> GOAL A:
In the forum thread on missing values, list each category in the dummy-variable illustration along with the number it is coded as.
> GOAL B:
Reproduce the portion of the forum thread on missing values starting at "Yep, this whole" and ending at "number for NAs.".

> SUPPLIED TEXT:
Allin Cottrell schrieb:
On Sat, 17 Apr 2010, Lee Adkins wrote:
> ->OK, they may make _some_ distinction, but if they evaluate 0*NA as-
> ->NA (as we've heard) then they are not doing it right.
>
> Except if 0 is a dummy variable. In that case 0*NA = NA., 0 is
> not really zero in ordinal data--it's arbitrary and just
> indicates a category. Otherwise recoding the dummy variables
> changes the effective data set and lead to unexpected results.
Good point. Just thinking it through: If one had (D1: female = 1,
male = 0) and (D2: married = 1, unmarried = 0), and for some
individuals D2 was NA, and then one created an interaction D1*D2,
one would wrongly categorize males of unknown marital status as
unmarried males, if 0*NA = 0. I'll have to think about that.
Yep, this whole thread started when I was handling dummies and got
unexpected results like that.
Now Lee points out that gretl assumes that NAs are (unknown) numbers on
a cardinal scale. But if you allow me to rephrase myself a little (and
without referring to NaN's this time, which is a related but slightly
different issue):
I am actually also worried about assuming _any_ type of number for NAs.
What does the abbrev. "NA" stand for in English? I can think of at least
two meanings: "not available" or "not applicable". The interpretation
of
"not available" may well allow to treat NAs as numbers, but I really
think that "not applicable" will usually not be hiding a meaningful
number underneath. And it seems to me that missing values in
economic/social statistics quite often carry the meaning of "not
applicable". At least they did in my unbalanced panel data set where I
encountered the problems.
All in all, while the cleanest solution may be to introduce and properly
differentiate NAs, NaNs, Infs and all the rest, wouldn't the easiest way
simply be to make any operation on NA return NA, including 0*NA=NA?
cheers,
sven

> DATA EXCERPTS:
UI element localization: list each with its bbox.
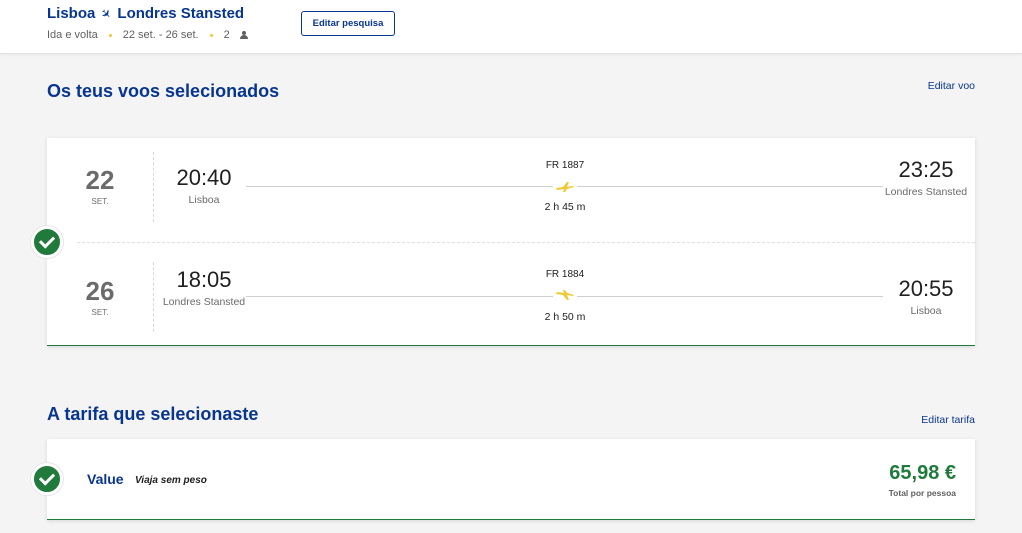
flight-leg-return: 26 SET. 18:05 Londres Stansted FR 1884 2…: [47, 248, 975, 354]
flight-duration: 2 h 50 m: [544, 311, 586, 323]
flights-selected-check-icon: [31, 226, 63, 258]
arrival-city: Londres Stansted: [884, 186, 968, 198]
origin-city: Lisboa: [47, 5, 96, 22]
fare-name: Value: [87, 471, 124, 487]
date-divider: [153, 262, 154, 332]
plane-arrival-icon: [553, 289, 577, 303]
trip-dates: 22 set. - 26 set.: [122, 29, 199, 41]
date-divider: [153, 152, 154, 222]
edit-fare-link[interactable]: Editar tarifa: [921, 414, 975, 426]
flights-section-title: Os teus voos selecionados: [47, 81, 280, 101]
price-caption: Total por pessoa: [888, 488, 956, 498]
separator-dot: [209, 33, 213, 37]
leg-month: SET.: [91, 197, 109, 206]
departure-city: Lisboa: [188, 194, 220, 206]
arrival-time: 23:25: [898, 157, 954, 182]
person-icon: [239, 31, 248, 39]
fare-selected-check-icon: [31, 463, 63, 495]
flight-number: FR 1887: [545, 160, 585, 171]
fare-section-title: A tarifa que selecionaste: [47, 404, 259, 424]
route-title: Lisboa ✈ Londres Stansted: [47, 5, 244, 22]
departure-time: 18:05: [176, 267, 232, 292]
search-summary-header: Lisboa ✈ Londres Stansted Ida e volta 22…: [0, 0, 1022, 54]
destination-city: Londres Stansted: [117, 5, 245, 22]
edit-search-button[interactable]: Editar pesquisa: [301, 11, 395, 36]
leg-month: SET.: [91, 308, 109, 317]
selected-fare-card: Value Viaja sem peso 65,98 € Total por p…: [47, 439, 975, 520]
leg-day: 26: [85, 276, 115, 306]
plane-departure-icon: [553, 179, 577, 193]
leg-day: 22: [85, 165, 115, 195]
flight-duration: 2 h 45 m: [544, 201, 586, 213]
leg-divider: [77, 242, 975, 243]
plane-icon: ✈: [97, 4, 115, 23]
passenger-count: 2: [223, 29, 230, 41]
arrival-time: 20:55: [898, 276, 954, 301]
separator-dot: [108, 33, 112, 37]
arrival-city: Lisboa: [910, 305, 942, 317]
departure-city: Londres Stansted: [162, 296, 246, 308]
departure-time: 20:40: [176, 165, 232, 190]
fare-price: 65,98 €: [889, 462, 956, 484]
edit-flight-link[interactable]: Editar voo: [928, 80, 975, 92]
trip-type: Ida e volta: [47, 29, 98, 41]
fare-description: Viaja sem peso: [135, 475, 207, 486]
trip-meta: Ida e volta 22 set. - 26 set. 2: [47, 29, 248, 41]
flight-number: FR 1884: [545, 269, 585, 280]
selected-flights-card: 22 SET. 20:40 Lisboa FR 1887 2 h 45 m 23…: [47, 138, 975, 346]
flight-leg-outbound: 22 SET. 20:40 Lisboa FR 1887 2 h 45 m 23…: [47, 138, 975, 244]
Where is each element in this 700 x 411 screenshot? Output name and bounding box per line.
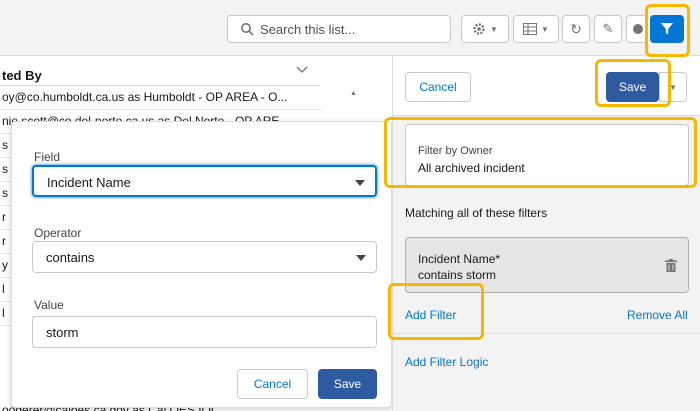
remove-all-link[interactable]: Remove All [627, 308, 688, 322]
refresh-icon: ↻ [570, 20, 582, 37]
field-label: Field [34, 150, 61, 164]
save-button-highlight [595, 59, 671, 107]
field-select-value: Incident Name [47, 175, 131, 190]
search-placeholder: Search this list... [260, 22, 356, 37]
list-toolbar: Search this list... ▼ ▼ ↻ ✎ [0, 0, 700, 56]
popover-cancel-button[interactable]: Cancel [237, 369, 308, 399]
row-text: oy@co.humboldt.ca.us as Humboldt - OP AR… [2, 90, 288, 104]
value-input[interactable]: storm [32, 316, 377, 348]
filter-button-highlight [645, 4, 690, 57]
row-text: y [2, 258, 8, 272]
add-filter-highlight [388, 283, 484, 340]
refresh-button[interactable]: ↻ [562, 15, 590, 43]
row-text: l [2, 282, 5, 296]
column-title: ted By [2, 68, 42, 83]
value-input-text: storm [46, 325, 79, 340]
row-text: l [2, 306, 5, 320]
search-input[interactable]: Search this list... [227, 15, 451, 43]
search-icon [241, 23, 254, 36]
column-header[interactable]: ted By [0, 56, 320, 86]
row-text: r [2, 234, 6, 248]
chevron-down-icon [355, 180, 365, 186]
add-filter-logic-link[interactable]: Add Filter Logic [405, 355, 488, 369]
filter-field-name: Incident Name* [418, 252, 501, 266]
gear-icon [473, 23, 485, 35]
list-settings-button[interactable]: ▼ [461, 15, 509, 43]
popover-save-button[interactable]: Save [318, 369, 377, 399]
filter-panel: Cancel Save ▼ Filter by Owner All archiv… [392, 56, 700, 411]
matching-text: Matching all of these filters [405, 206, 548, 220]
scroll-up-icon[interactable]: ▲ [350, 90, 356, 97]
chevron-down-icon[interactable] [296, 66, 308, 74]
chart-icon [632, 24, 643, 34]
row-text: r [2, 210, 6, 224]
chevron-down-icon: ▼ [541, 24, 549, 34]
operator-label: Operator [34, 226, 82, 240]
row-text: s [2, 138, 8, 152]
chevron-down-icon [356, 255, 366, 261]
owner-filter-highlight [384, 117, 697, 188]
operator-select-value: contains [46, 250, 95, 265]
row-text: s [2, 186, 8, 200]
edit-button[interactable]: ✎ [594, 15, 622, 43]
display-as-button[interactable]: ▼ [513, 15, 559, 43]
field-select[interactable]: Incident Name [32, 165, 377, 197]
trash-icon[interactable] [665, 259, 677, 272]
panel-cancel-button[interactable]: Cancel [405, 72, 471, 102]
edit-icon: ✎ [602, 21, 614, 36]
table-row[interactable]: oy@co.humboldt.ca.us as Humboldt - OP AR… [0, 86, 322, 110]
row-text: s [2, 162, 8, 176]
table-icon [523, 23, 538, 35]
operator-select[interactable]: contains [32, 241, 377, 273]
filter-edit-popover: Field Incident Name Operator contains Va… [11, 121, 392, 408]
chevron-down-icon: ▼ [490, 24, 498, 34]
value-label: Value [34, 298, 64, 312]
filter-description: contains storm [418, 268, 497, 282]
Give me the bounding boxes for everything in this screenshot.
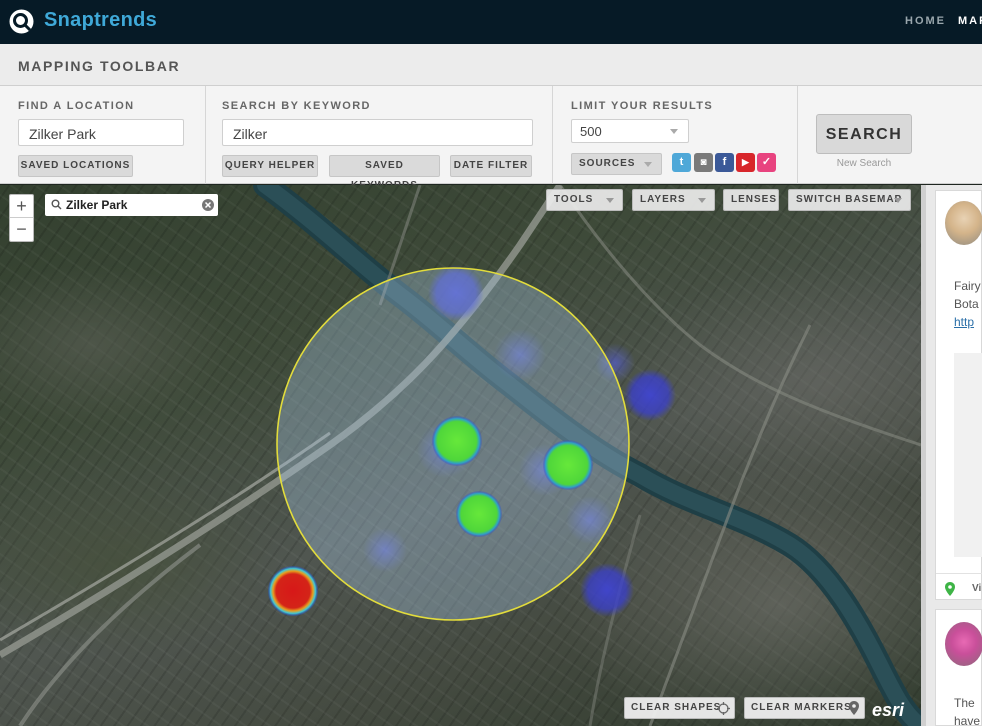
switch-basemap-dropdown[interactable]: SWITCH BASEMAP <box>788 189 911 211</box>
feed-card[interactable]: Fairy Bota http Vi <box>935 190 982 600</box>
youtube-icon[interactable]: ▶ <box>736 153 755 172</box>
zoom-out-button[interactable]: − <box>10 218 33 241</box>
crosshair-icon <box>717 702 730 715</box>
heatmap-hotspot <box>543 440 593 490</box>
chevron-down-icon <box>894 198 902 203</box>
tools-label: TOOLS <box>554 194 594 205</box>
query-helper-button[interactable]: QUERY HELPER <box>222 155 318 177</box>
view-on-map-link[interactable]: Vi <box>972 583 981 594</box>
heatmap-hotspot <box>456 491 502 537</box>
map-search-box[interactable]: Zilker Park <box>45 194 218 216</box>
clear-markers-button[interactable]: CLEAR MARKERS <box>744 697 865 719</box>
toolbar-divider <box>552 86 553 184</box>
location-pin-icon <box>945 582 955 596</box>
saved-keywords-button[interactable]: SAVED KEYWORDS <box>329 155 440 191</box>
map-overlay-layer <box>0 185 921 726</box>
post-text-line: Fairy <box>954 279 981 293</box>
sources-dropdown[interactable]: SOURCES <box>571 153 662 175</box>
toolbar-divider <box>205 86 206 184</box>
sources-label: SOURCES <box>579 158 636 169</box>
date-filter-button[interactable]: DATE FILTER <box>450 155 532 177</box>
clear-markers-label: CLEAR MARKERS <box>751 702 852 713</box>
switch-basemap-label: SWITCH BASEMAP <box>796 194 903 205</box>
result-limit-value: 500 <box>580 124 602 139</box>
nav-home-link[interactable]: HOME <box>905 15 946 27</box>
map-canvas[interactable] <box>0 185 921 726</box>
post-link[interactable]: http <box>954 315 974 329</box>
toolbar-title: MAPPING TOOLBAR <box>18 58 181 74</box>
saved-locations-button[interactable]: SAVED LOCATIONS <box>18 155 133 177</box>
card-divider <box>936 573 982 574</box>
map-search-value: Zilker Park <box>66 198 128 212</box>
instagram-icon[interactable]: ◙ <box>694 153 713 172</box>
find-location-input[interactable]: Zilker Park <box>18 119 184 146</box>
keyword-input[interactable]: Zilker <box>222 119 533 146</box>
zoom-control: + − <box>9 194 34 242</box>
twitter-icon[interactable]: t <box>672 153 691 172</box>
heatmap-hotspot <box>432 416 482 466</box>
lenses-button[interactable]: LENSES <box>723 189 779 211</box>
esri-logo: esri <box>872 700 905 720</box>
avatar[interactable] <box>945 622 982 666</box>
clear-shapes-label: CLEAR SHAPES <box>631 702 722 713</box>
tools-dropdown[interactable]: TOOLS <box>546 189 623 211</box>
clear-shapes-button[interactable]: CLEAR SHAPES <box>624 697 735 719</box>
heatmap-blob <box>624 369 676 421</box>
lenses-label: LENSES <box>731 194 778 205</box>
find-location-label: FIND A LOCATION <box>18 100 135 112</box>
facebook-icon[interactable]: f <box>715 153 734 172</box>
brand-name[interactable]: Snaptrends <box>44 9 157 32</box>
mapping-toolbar-header: MAPPING TOOLBAR <box>0 44 982 86</box>
feed-scrollbar[interactable] <box>921 185 926 726</box>
post-text-line: The <box>954 696 975 710</box>
chevron-down-icon <box>670 129 678 134</box>
heatmap-hotspot <box>268 566 318 616</box>
toolbar-divider <box>797 86 798 184</box>
heatmap-blob <box>580 563 634 617</box>
new-search-link[interactable]: New Search <box>816 158 912 169</box>
snaptrends-logo-icon[interactable] <box>8 8 35 35</box>
top-navigation-bar: Snaptrends HOME MAP <box>0 0 982 44</box>
post-text-line: Bota <box>954 297 979 311</box>
layers-label: LAYERS <box>640 194 686 205</box>
limit-results-label: LIMIT YOUR RESULTS <box>571 100 714 112</box>
result-limit-select[interactable]: 500 <box>571 119 689 143</box>
feed-card[interactable]: The have <box>935 609 982 726</box>
search-keyword-label: SEARCH BY KEYWORD <box>222 100 371 112</box>
foursquare-icon[interactable]: ✓ <box>757 153 776 172</box>
post-media-placeholder[interactable] <box>954 353 982 557</box>
clear-search-icon[interactable] <box>202 199 214 211</box>
search-button[interactable]: SEARCH <box>816 114 912 154</box>
search-icon <box>51 199 62 210</box>
layers-dropdown[interactable]: LAYERS <box>632 189 715 211</box>
chevron-down-icon <box>698 198 706 203</box>
avatar[interactable] <box>945 201 982 245</box>
nav-map-link[interactable]: MAP <box>958 15 982 27</box>
post-text-line: have <box>954 714 981 726</box>
zoom-in-button[interactable]: + <box>10 195 33 218</box>
chevron-down-icon <box>606 198 614 203</box>
map-pin-icon <box>849 701 859 715</box>
chevron-down-icon <box>644 162 652 167</box>
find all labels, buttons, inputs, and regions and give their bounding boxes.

> SOLUTION A:
female: 1
male: 0
married: 1
unmarried: 0

> SOLUTION B:
Yep, this whole thread started when I was handling dummies and got
unexpected results like that.
Now Lee points out that gretl assumes that NAs are (unknown) numbers on
a cardinal scale. But if you allow me to rephrase myself a little (and
without referring to NaN's this time, which is a related but slightly
different issue):
I am actually also worried about assuming _any_ type of number for NAs.